__Exercise details__.
Copy each line containing the word "title" from the records that follow, please.

__Provided material__.
··········

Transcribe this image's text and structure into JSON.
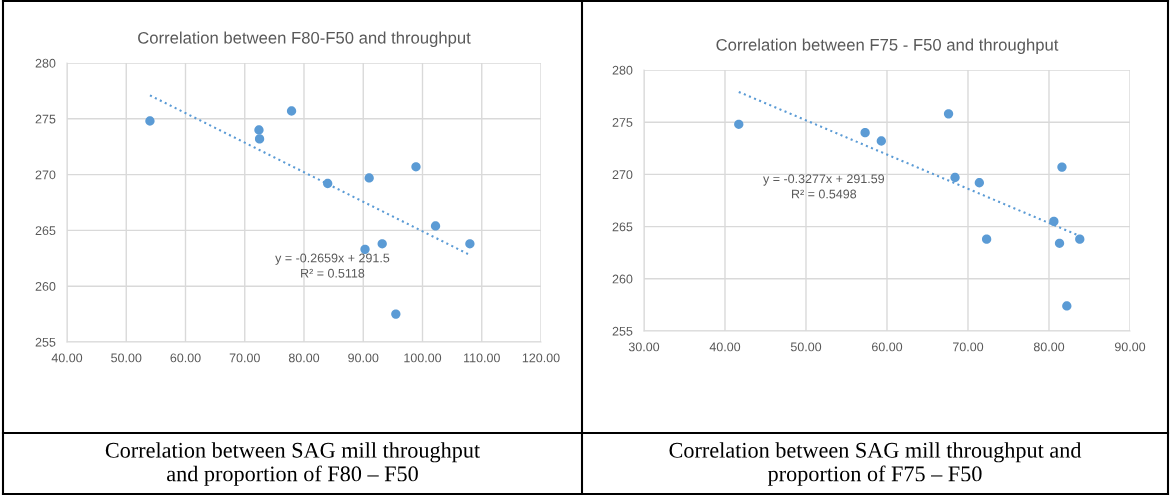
{
  "chart_data": [
    {
      "type": "scatter",
      "title": "Correlation between F80-F50 and throughput",
      "grid": true,
      "xlim": [
        40,
        120
      ],
      "xticks": [
        {
          "value": 40,
          "label": "40.00"
        },
        {
          "value": 50,
          "label": "50.00"
        },
        {
          "value": 60,
          "label": "60.00"
        },
        {
          "value": 70,
          "label": "70.00"
        },
        {
          "value": 80,
          "label": "80.00"
        },
        {
          "value": 90,
          "label": "90.00"
        },
        {
          "value": 100,
          "label": "100.00"
        },
        {
          "value": 110,
          "label": "110.00"
        },
        {
          "value": 120,
          "label": "120.00"
        }
      ],
      "ylim": [
        255,
        280
      ],
      "yticks": [
        255,
        260,
        265,
        270,
        275,
        280
      ],
      "series": [
        {
          "marker": "circle",
          "color": "#5b9bd5",
          "x": [
            54.0,
            72.4,
            72.5,
            77.9,
            84.0,
            91.0,
            98.9,
            102.2,
            90.3,
            93.2,
            108.0,
            95.5
          ],
          "values": [
            274.8,
            274.0,
            273.2,
            275.7,
            269.2,
            269.7,
            270.7,
            265.4,
            263.3,
            263.8,
            263.8,
            257.5
          ]
        },
        {
          "type": "line",
          "marker": "none",
          "color": "#5b9bd5",
          "line_style": "dotted",
          "x": [
            54.0,
            108.0
          ],
          "values": [
            277.1,
            262.8
          ]
        }
      ],
      "annotations": [
        "y = -0.2659x + 291.5\nR² = 0.5118",
        "Correlation between SAG mill throughput\nand proportion of F80 – F50"
      ]
    },
    {
      "type": "scatter",
      "title": "Correlation between F75 - F50 and throughput",
      "grid": true,
      "xlim": [
        30,
        90
      ],
      "xticks": [
        {
          "value": 30,
          "label": "30.00"
        },
        {
          "value": 40,
          "label": "40.00"
        },
        {
          "value": 50,
          "label": "50.00"
        },
        {
          "value": 60,
          "label": "60.00"
        },
        {
          "value": 70,
          "label": "70.00"
        },
        {
          "value": 80,
          "label": "80.00"
        },
        {
          "value": 90,
          "label": "90.00"
        }
      ],
      "ylim": [
        255,
        280
      ],
      "yticks": [
        255,
        260,
        265,
        270,
        275,
        280
      ],
      "series": [
        {
          "marker": "circle",
          "color": "#5b9bd5",
          "x": [
            41.7,
            57.3,
            59.3,
            67.6,
            68.4,
            71.4,
            72.3,
            81.6,
            80.6,
            81.3,
            83.8,
            82.2
          ],
          "values": [
            274.8,
            274.0,
            273.2,
            275.8,
            269.7,
            269.2,
            263.8,
            270.7,
            265.5,
            263.4,
            263.8,
            257.4
          ]
        },
        {
          "type": "line",
          "marker": "none",
          "color": "#5b9bd5",
          "line_style": "dotted",
          "x": [
            41.7,
            83.8
          ],
          "values": [
            277.9,
            264.1
          ]
        }
      ],
      "annotations": [
        "y = -0.3277x + 291.59\nR² = 0.5498",
        "Correlation between SAG mill throughput and\nproportion of F75 – F50"
      ]
    }
  ]
}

··········

__Finished task__.
      "title": "Correlation between F80-F50 and throughput",
      "title": "Correlation between F75 - F50 and throughput",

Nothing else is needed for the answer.